WRITTEN INSTRUCTION → Extract the complete listing and output it unchanged.

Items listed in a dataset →
----

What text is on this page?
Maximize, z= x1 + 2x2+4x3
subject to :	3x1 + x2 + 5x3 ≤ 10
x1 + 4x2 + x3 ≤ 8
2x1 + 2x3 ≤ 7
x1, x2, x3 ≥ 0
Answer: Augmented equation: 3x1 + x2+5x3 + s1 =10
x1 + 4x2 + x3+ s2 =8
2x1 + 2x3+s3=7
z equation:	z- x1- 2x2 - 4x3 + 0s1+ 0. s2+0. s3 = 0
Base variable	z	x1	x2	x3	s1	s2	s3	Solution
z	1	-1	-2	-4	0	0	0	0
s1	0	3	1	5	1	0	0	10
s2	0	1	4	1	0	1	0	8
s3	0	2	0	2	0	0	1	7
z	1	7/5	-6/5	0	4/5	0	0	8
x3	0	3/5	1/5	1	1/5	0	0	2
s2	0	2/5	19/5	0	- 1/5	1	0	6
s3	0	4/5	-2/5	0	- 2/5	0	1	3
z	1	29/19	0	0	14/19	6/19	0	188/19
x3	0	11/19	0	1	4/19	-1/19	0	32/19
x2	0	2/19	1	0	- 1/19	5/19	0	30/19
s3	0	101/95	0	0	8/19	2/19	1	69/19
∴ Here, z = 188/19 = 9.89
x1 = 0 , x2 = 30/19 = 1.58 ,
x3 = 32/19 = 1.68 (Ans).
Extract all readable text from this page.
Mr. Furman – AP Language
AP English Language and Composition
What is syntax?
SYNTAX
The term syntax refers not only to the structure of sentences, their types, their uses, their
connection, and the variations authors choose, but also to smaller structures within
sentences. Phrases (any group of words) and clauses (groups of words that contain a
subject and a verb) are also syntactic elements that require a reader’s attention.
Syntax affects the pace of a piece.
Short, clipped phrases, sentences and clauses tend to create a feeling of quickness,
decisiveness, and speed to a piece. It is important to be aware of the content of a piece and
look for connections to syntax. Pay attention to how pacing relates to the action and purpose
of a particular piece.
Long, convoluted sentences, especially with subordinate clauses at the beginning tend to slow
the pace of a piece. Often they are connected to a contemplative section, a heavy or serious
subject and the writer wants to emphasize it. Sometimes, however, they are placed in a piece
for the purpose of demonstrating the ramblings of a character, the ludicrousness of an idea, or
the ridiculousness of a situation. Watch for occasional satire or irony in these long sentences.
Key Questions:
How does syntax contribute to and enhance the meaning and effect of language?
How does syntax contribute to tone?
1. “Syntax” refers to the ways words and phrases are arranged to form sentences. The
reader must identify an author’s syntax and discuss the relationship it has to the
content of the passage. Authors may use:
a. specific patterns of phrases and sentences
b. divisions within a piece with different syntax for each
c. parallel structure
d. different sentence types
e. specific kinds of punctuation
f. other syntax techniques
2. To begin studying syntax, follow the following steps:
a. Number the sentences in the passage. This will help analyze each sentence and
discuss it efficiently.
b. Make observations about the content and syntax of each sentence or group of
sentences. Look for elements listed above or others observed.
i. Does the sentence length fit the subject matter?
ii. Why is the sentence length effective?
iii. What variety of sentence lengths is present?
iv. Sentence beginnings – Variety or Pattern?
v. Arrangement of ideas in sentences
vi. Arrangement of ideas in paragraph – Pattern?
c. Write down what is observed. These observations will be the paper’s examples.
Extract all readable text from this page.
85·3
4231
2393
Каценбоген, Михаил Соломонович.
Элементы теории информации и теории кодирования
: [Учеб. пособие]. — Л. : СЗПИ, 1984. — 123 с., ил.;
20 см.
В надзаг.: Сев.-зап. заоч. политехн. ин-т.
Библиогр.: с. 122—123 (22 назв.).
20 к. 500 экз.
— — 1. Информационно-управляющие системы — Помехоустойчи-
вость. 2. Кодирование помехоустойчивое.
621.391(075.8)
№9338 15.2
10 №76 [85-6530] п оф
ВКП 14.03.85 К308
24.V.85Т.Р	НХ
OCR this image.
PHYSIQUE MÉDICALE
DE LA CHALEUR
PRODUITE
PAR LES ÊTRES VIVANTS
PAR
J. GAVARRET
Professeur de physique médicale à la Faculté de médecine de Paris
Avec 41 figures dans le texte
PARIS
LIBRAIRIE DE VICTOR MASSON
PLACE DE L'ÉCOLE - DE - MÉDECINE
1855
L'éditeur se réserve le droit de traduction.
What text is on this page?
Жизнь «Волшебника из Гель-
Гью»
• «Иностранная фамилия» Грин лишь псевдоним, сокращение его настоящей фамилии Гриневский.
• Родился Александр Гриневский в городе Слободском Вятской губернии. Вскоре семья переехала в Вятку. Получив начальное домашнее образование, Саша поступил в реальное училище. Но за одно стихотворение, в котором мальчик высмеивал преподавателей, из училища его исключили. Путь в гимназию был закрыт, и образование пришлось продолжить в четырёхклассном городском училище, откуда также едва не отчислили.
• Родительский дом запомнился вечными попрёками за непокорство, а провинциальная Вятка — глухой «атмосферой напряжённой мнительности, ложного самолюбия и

----

RESPONSE TO THIS EXERCISE →
What text is on this page?
Maximize, z= x1 + 2x2+4x3
subject to :	3x1 + x2 + 5x3 ≤ 10
x1 + 4x2 + x3 ≤ 8
2x1 + 2x3 ≤ 7
x1, x2, x3 ≥ 0
Answer: Augmented equation: 3x1 + x2+5x3 + s1 =10
x1 + 4x2 + x3+ s2 =8
2x1 + 2x3+s3=7
z equation:	z- x1- 2x2 - 4x3 + 0s1+ 0. s2+0. s3 = 0
Base variable	z	x1	x2	x3	s1	s2	s3	Solution
z	1	-1	-2	-4	0	0	0	0
s1	0	3	1	5	1	0	0	10
s2	0	1	4	1	0	1	0	8
s3	0	2	0	2	0	0	1	7
z	1	7/5	-6/5	0	4/5	0	0	8
x3	0	3/5	1/5	1	1/5	0	0	2
s2	0	2/5	19/5	0	- 1/5	1	0	6
s3	0	4/5	-2/5	0	- 2/5	0	1	3
z	1	29/19	0	0	14/19	6/19	0	188/19
x3	0	11/19	0	1	4/19	-1/19	0	32/19
x2	0	2/19	1	0	- 1/19	5/19	0	30/19
s3	0	101/95	0	0	8/19	2/19	1	69/19
∴ Here, z = 188/19 = 9.89
x1 = 0 , x2 = 30/19 = 1.58 ,
x3 = 32/19 = 1.68 (Ans).
Extract all readable text from this page.
Mr. Furman – AP Language
AP English Language and Composition
What is syntax?
SYNTAX
The term syntax refers not only to the structure of sentences, their types, their uses, their
connection, and the variations authors choose, but also to smaller structures within
sentences. Phrases (any group of words) and clauses (groups of words that contain a
subject and a verb) are also syntactic elements that require a reader’s attention.
Syntax affects the pace of a piece.
Short, clipped phrases, sentences and clauses tend to create a feeling of quickness,
decisiveness, and speed to a piece. It is important to be aware of the content of a piece and
look for connections to syntax. Pay attention to how pacing relates to the action and purpose
of a particular piece.
Long, convoluted sentences, especially with subordinate clauses at the beginning tend to slow
the pace of a piece. Often they are connected to a contemplative section, a heavy or serious
subject and the writer wants to emphasize it. Sometimes, however, they are placed in a piece
for the purpose of demonstrating the ramblings of a character, the ludicrousness of an idea, or
the ridiculousness of a situation. Watch for occasional satire or irony in these long sentences.
Key Questions:
How does syntax contribute to and enhance the meaning and effect of language?
How does syntax contribute to tone?
1. “Syntax” refers to the ways words and phrases are arranged to form sentences. The
reader must identify an author’s syntax and discuss the relationship it has to the
content of the passage. Authors may use:
a. specific patterns of phrases and sentences
b. divisions within a piece with different syntax for each
c. parallel structure
d. different sentence types
e. specific kinds of punctuation
f. other syntax techniques
2. To begin studying syntax, follow the following steps:
a. Number the sentences in the passage. This will help analyze each sentence and
discuss it efficiently.
b. Make observations about the content and syntax of each sentence or group of
sentences. Look for elements listed above or others observed.
i. Does the sentence length fit the subject matter?
ii. Why is the sentence length effective?
iii. What variety of sentence lengths is present?
iv. Sentence beginnings – Variety or Pattern?
v. Arrangement of ideas in sentences
vi. Arrangement of ideas in paragraph – Pattern?
c. Write down what is observed. These observations will be the paper’s examples.
Extract all readable text from this page.
85·3
4231
2393
Каценбоген, Михаил Соломонович.
Элементы теории информации и теории кодирования
: [Учеб. пособие]. — Л. : СЗПИ, 1984. — 123 с., ил.;
20 см.
В надзаг.: Сев.-зап. заоч. политехн. ин-т.
Библиогр.: с. 122—123 (22 назв.).
20 к. 500 экз.
— — 1. Информационно-управляющие системы — Помехоустойчи-
вость. 2. Кодирование помехоустойчивое.
621.391(075.8)
№9338 15.2
10 №76 [85-6530] п оф
ВКП 14.03.85 К308
24.V.85Т.Р	НХ
OCR this image.
PHYSIQUE MÉDICALE
DE LA CHALEUR
PRODUITE
PAR LES ÊTRES VIVANTS
PAR
J. GAVARRET
Professeur de physique médicale à la Faculté de médecine de Paris
Avec 41 figures dans le texte
PARIS
LIBRAIRIE DE VICTOR MASSON
PLACE DE L'ÉCOLE - DE - MÉDECINE
1855
L'éditeur se réserve le droit de traduction.
What text is on this page?
Жизнь «Волшебника из Гель-
Гью»
• «Иностранная фамилия» Грин лишь псевдоним, сокращение его настоящей фамилии Гриневский.
• Родился Александр Гриневский в городе Слободском Вятской губернии. Вскоре семья переехала в Вятку. Получив начальное домашнее образование, Саша поступил в реальное училище. Но за одно стихотворение, в котором мальчик высмеивал преподавателей, из училища его исключили. Путь в гимназию был закрыт, и образование пришлось продолжить в четырёхклассном городском училище, откуда также едва не отчислили.
• Родительский дом запомнился вечными попрёками за непокорство, а провинциальная Вятка — глухой «атмосферой напряжённой мнительности, ложного самолюбия и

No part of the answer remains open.